- Objective -
Skip all pictures, then print the remaining material exactly.

○ ○ ○ ○ ○ ○ ○

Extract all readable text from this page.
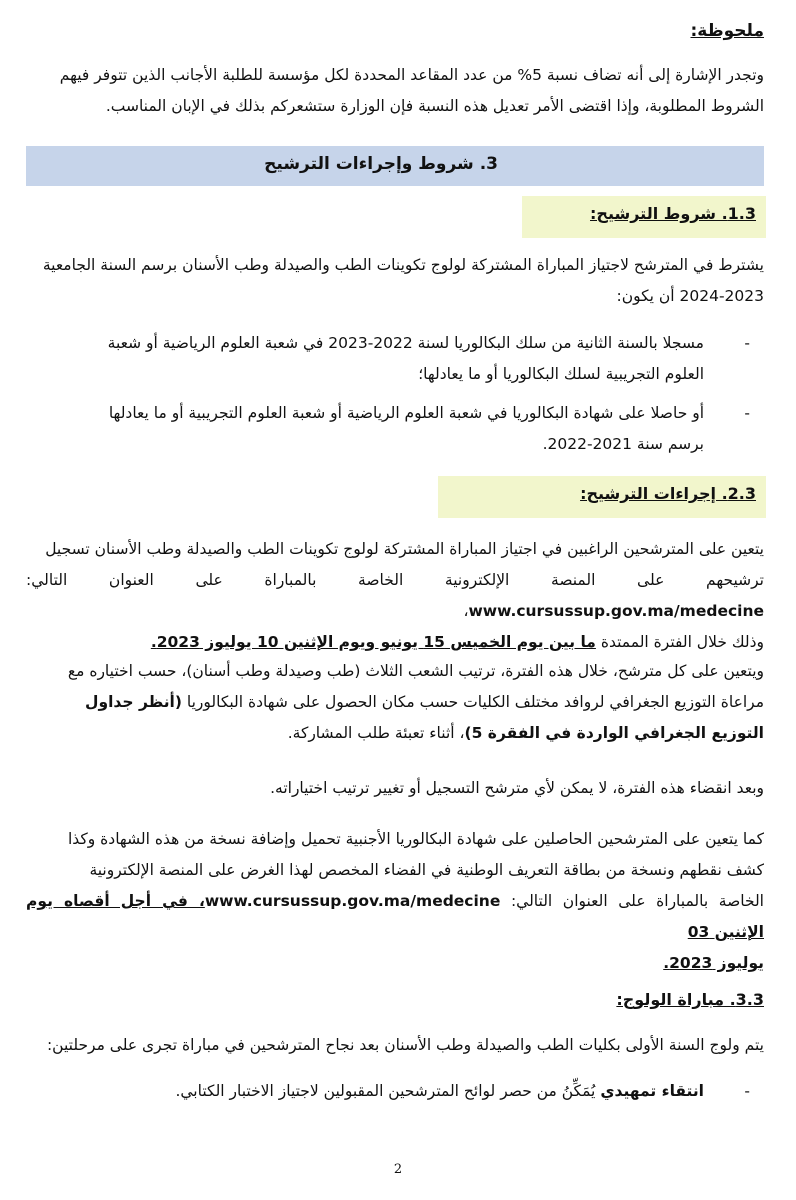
ملحوظة:

وتجدر الإشارة إلى أنه تضاف نسبة 5% من عدد المقاعد المحددة لكل مؤسسة للطلبة الأجانب الذين تتوفر فيهم

الشروط المطلوبة، وإذا اقتضى الأمر تعديل هذه النسبة فإن الوزارة ستشعركم بذلك في الإبان المناسب.

3. شروط وإجراءات الترشيح
1.3. شروط الترشيح:

يشترط في المترشح لاجتياز المباراة المشتركة لولوج تكوينات الطب والصيدلة وطب الأسنان برسم السنة الجامعية

2024-2023 أن يكون:

-
مسجلا بالسنة الثانية من سلك البكالوريا لسنة 2022-2023 في شعبة العلوم الرياضية أو شعبة
العلوم التجريبية لسلك البكالوريا أو ما يعادلها؛
-
أو حاصلا على شهادة البكالوريا في شعبة العلوم الرياضية أو شعبة العلوم التجريبية أو ما يعادلها
برسم سنة 2021-2022.
2.3. إجراءات الترشيح:

يتعين على المترشحين الراغبين في اجتياز المباراة المشتركة لولوج تكوينات الطب والصيدلة وطب الأسنان تسجيل

ترشيحهم على المنصة الإلكترونية الخاصة بالمباراة على العنوان التالي: www.cursussup.gov.ma/medecine،

وذلك خلال الفترة الممتدة ما بين يوم الخميس 15 يونيو ويوم الإثنين 10 يوليوز 2023.

ويتعين على كل مترشح، خلال هذه الفترة، ترتيب الشعب الثلاث (طب وصيدلة وطب أسنان)، حسب اختياره مع

مراعاة التوزيع الجغرافي لروافد مختلف الكليات حسب مكان الحصول على شهادة البكالوريا (أنظر جداول

التوزيع الجغرافي الواردة في الفقرة 5)، أثناء تعبئة طلب المشاركة.

وبعد انقضاء هذه الفترة، لا يمكن لأي مترشح التسجيل أو تغيير ترتيب اختياراته.

كما يتعين على المترشحين الحاصلين على شهادة البكالوريا الأجنبية تحميل وإضافة نسخة من هذه الشهادة وكذا

كشف نقطهم ونسخة من بطاقة التعريف الوطنية في الفضاء المخصص لهذا الغرض على المنصة الإلكترونية

الخاصة بالمباراة على العنوان التالي: www.cursussup.gov.ma/medecine، في أجل أقصاه يوم الإثنين 03

يوليوز 2023.

3.3. مباراة الولوج:

يتم ولوج السنة الأولى بكليات الطب والصيدلة وطب الأسنان بعد نجاح المترشحين في مباراة تجرى على مرحلتين:

-
انتقاء تمهيدي يُمَكِّنُ من حصر لوائح المترشحين المقبولين لاجتياز الاختبار الكتابي.
2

○ ○ ○ ○ ○ ○ ○

- Written answer -
Extract all readable text from this page.
ملحوظة:

وتجدر الإشارة إلى أنه تضاف نسبة 5% من عدد المقاعد المحددة لكل مؤسسة للطلبة الأجانب الذين تتوفر فيهم

الشروط المطلوبة، وإذا اقتضى الأمر تعديل هذه النسبة فإن الوزارة ستشعركم بذلك في الإبان المناسب.

3. شروط وإجراءات الترشيح
1.3. شروط الترشيح:

يشترط في المترشح لاجتياز المباراة المشتركة لولوج تكوينات الطب والصيدلة وطب الأسنان برسم السنة الجامعية

2024-2023 أن يكون:

-
مسجلا بالسنة الثانية من سلك البكالوريا لسنة 2022-2023 في شعبة العلوم الرياضية أو شعبة
العلوم التجريبية لسلك البكالوريا أو ما يعادلها؛
-
أو حاصلا على شهادة البكالوريا في شعبة العلوم الرياضية أو شعبة العلوم التجريبية أو ما يعادلها
برسم سنة 2021-2022.
2.3. إجراءات الترشيح:

يتعين على المترشحين الراغبين في اجتياز المباراة المشتركة لولوج تكوينات الطب والصيدلة وطب الأسنان تسجيل

ترشيحهم على المنصة الإلكترونية الخاصة بالمباراة على العنوان التالي: www.cursussup.gov.ma/medecine،

وذلك خلال الفترة الممتدة ما بين يوم الخميس 15 يونيو ويوم الإثنين 10 يوليوز 2023.

ويتعين على كل مترشح، خلال هذه الفترة، ترتيب الشعب الثلاث (طب وصيدلة وطب أسنان)، حسب اختياره مع

مراعاة التوزيع الجغرافي لروافد مختلف الكليات حسب مكان الحصول على شهادة البكالوريا (أنظر جداول

التوزيع الجغرافي الواردة في الفقرة 5)، أثناء تعبئة طلب المشاركة.

وبعد انقضاء هذه الفترة، لا يمكن لأي مترشح التسجيل أو تغيير ترتيب اختياراته.

كما يتعين على المترشحين الحاصلين على شهادة البكالوريا الأجنبية تحميل وإضافة نسخة من هذه الشهادة وكذا

كشف نقطهم ونسخة من بطاقة التعريف الوطنية في الفضاء المخصص لهذا الغرض على المنصة الإلكترونية

الخاصة بالمباراة على العنوان التالي: www.cursussup.gov.ma/medecine، في أجل أقصاه يوم الإثنين 03

يوليوز 2023.

3.3. مباراة الولوج:

يتم ولوج السنة الأولى بكليات الطب والصيدلة وطب الأسنان بعد نجاح المترشحين في مباراة تجرى على مرحلتين:

-
انتقاء تمهيدي يُمَكِّنُ من حصر لوائح المترشحين المقبولين لاجتياز الاختبار الكتابي.
2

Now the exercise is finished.